_SET EXERCISE_
In the data, extract each line that holds the string "SCSI".
====== DATASET ENTRIES
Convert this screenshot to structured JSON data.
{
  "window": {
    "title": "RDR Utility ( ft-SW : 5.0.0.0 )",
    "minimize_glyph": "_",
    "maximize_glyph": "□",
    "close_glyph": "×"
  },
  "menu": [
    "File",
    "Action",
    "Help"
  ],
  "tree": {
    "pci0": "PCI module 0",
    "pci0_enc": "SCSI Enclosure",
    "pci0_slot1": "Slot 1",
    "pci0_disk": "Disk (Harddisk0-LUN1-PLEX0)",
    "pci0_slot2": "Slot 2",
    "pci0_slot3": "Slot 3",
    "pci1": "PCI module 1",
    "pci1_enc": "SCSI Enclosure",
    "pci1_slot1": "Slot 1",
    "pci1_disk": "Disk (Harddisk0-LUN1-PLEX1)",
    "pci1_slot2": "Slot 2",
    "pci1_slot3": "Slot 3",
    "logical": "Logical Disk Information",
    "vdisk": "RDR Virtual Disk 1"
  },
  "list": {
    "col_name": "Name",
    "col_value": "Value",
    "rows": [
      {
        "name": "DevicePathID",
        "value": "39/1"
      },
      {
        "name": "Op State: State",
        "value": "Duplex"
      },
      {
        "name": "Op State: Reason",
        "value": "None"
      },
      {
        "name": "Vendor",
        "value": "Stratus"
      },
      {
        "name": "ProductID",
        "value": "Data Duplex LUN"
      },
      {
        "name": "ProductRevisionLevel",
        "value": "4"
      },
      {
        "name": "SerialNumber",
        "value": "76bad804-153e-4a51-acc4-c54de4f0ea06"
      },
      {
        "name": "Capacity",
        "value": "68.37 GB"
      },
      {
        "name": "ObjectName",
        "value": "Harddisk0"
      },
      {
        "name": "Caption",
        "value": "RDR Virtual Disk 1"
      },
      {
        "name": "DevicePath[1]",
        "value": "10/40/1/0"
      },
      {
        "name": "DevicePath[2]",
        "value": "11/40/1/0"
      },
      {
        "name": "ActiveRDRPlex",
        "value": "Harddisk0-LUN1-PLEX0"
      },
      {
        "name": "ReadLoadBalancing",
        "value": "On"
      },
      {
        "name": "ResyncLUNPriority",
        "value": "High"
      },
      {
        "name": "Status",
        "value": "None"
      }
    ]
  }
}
============
_WRITTEN RESPONSE_
    "pci0_enc": "SCSI Enclosure",
    "pci1_enc": "SCSI Enclosure",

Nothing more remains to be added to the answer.